## What the exercise asks
Only lines with the string "title" matter here; gather them from the material below.

Records excerpted from a collection:
════════

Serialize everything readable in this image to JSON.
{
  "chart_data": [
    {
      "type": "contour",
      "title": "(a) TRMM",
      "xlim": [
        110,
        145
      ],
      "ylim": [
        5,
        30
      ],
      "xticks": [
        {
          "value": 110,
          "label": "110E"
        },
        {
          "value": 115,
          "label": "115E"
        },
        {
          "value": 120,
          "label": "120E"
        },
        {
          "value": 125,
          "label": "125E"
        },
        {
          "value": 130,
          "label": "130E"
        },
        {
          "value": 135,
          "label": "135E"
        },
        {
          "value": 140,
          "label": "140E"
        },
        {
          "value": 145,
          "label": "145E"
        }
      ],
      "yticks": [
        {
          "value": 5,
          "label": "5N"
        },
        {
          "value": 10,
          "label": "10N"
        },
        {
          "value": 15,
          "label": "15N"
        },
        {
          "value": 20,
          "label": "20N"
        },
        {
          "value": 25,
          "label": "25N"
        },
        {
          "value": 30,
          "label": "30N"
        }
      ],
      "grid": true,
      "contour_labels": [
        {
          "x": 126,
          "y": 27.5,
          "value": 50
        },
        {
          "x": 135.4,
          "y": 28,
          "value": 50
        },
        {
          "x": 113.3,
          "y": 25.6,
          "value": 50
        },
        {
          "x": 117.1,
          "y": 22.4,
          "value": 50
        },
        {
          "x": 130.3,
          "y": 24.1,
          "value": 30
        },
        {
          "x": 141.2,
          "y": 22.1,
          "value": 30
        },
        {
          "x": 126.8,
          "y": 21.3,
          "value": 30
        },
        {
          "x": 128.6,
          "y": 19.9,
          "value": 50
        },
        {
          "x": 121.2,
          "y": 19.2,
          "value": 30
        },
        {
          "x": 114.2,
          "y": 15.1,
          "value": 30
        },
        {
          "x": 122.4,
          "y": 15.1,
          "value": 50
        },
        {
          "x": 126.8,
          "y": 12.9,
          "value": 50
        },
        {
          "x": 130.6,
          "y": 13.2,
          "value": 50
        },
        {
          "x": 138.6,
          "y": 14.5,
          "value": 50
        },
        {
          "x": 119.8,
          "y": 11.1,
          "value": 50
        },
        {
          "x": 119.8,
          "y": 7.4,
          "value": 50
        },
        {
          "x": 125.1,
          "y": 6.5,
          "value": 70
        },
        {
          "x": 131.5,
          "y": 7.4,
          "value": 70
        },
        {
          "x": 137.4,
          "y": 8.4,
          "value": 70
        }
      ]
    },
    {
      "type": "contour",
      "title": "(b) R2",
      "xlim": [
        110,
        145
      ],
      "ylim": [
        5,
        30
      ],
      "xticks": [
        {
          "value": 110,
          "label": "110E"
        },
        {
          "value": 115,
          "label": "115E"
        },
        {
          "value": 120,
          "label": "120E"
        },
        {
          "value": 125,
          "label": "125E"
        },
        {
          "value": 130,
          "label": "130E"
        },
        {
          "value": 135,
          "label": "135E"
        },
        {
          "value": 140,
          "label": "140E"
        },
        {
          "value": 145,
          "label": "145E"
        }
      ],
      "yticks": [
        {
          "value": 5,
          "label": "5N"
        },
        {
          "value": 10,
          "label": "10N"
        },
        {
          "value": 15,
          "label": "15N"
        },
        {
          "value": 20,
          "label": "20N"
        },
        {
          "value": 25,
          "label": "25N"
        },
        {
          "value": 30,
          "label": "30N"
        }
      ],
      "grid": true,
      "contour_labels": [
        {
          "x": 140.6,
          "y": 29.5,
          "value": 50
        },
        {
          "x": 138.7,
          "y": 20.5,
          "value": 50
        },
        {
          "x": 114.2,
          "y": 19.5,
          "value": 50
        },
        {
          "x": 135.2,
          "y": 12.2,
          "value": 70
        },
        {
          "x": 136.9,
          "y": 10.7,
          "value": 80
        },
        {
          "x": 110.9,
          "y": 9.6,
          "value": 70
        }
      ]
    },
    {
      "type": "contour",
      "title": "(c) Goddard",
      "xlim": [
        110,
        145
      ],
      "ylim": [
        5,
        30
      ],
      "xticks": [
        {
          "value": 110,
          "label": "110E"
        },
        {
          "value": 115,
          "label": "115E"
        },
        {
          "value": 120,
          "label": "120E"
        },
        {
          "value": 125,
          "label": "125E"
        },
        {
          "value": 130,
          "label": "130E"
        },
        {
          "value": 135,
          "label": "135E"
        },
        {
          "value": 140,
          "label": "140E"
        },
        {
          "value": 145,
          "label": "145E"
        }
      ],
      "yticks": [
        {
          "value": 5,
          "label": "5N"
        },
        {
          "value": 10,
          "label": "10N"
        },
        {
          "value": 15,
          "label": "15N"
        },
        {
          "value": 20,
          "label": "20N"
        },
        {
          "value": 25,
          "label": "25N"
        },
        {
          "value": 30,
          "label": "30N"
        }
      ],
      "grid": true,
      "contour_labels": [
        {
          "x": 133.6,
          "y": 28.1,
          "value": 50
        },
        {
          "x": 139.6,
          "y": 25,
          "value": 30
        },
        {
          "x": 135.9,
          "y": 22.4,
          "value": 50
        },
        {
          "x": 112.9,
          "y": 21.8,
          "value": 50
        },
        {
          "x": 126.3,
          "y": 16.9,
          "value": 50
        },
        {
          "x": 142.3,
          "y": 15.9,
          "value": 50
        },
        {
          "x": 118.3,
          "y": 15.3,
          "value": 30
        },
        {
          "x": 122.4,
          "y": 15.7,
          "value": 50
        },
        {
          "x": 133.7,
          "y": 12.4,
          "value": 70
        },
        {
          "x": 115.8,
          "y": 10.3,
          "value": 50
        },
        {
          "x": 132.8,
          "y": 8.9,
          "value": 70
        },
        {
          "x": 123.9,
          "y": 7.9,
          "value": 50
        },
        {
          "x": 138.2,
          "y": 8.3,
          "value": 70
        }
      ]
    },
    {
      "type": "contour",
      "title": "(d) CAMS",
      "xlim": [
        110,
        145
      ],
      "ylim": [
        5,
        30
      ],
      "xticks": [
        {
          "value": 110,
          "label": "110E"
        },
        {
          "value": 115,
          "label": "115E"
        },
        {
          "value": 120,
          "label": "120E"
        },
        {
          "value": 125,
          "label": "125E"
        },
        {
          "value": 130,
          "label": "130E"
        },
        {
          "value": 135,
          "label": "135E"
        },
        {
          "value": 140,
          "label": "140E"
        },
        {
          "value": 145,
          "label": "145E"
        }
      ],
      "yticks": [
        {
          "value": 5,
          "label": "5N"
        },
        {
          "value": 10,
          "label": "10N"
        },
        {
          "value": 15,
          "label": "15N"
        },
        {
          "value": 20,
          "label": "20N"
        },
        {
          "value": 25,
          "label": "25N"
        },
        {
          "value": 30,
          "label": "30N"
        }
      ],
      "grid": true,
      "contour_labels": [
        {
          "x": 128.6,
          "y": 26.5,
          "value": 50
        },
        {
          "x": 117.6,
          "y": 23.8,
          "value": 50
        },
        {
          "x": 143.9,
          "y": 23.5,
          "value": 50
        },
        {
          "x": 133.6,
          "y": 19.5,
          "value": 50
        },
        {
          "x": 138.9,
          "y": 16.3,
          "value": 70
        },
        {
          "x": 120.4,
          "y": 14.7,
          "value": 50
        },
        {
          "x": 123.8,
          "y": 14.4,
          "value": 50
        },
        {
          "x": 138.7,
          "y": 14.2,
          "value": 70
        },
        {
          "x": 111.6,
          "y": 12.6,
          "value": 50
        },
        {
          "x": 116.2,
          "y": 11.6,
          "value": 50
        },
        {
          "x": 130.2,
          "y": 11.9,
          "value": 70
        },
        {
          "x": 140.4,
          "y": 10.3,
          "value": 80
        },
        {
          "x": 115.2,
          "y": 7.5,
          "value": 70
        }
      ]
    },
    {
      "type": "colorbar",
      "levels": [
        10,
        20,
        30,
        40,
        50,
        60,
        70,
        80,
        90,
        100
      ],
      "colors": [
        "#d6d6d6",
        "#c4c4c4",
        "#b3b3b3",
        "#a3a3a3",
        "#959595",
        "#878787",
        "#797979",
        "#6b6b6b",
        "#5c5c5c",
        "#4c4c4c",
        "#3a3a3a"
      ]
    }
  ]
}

════════

## Correct result
      "title": "(a) TRMM",
      "title": "(b) R2",
      "title": "(c) Goddard",
      "title": "(d) CAMS",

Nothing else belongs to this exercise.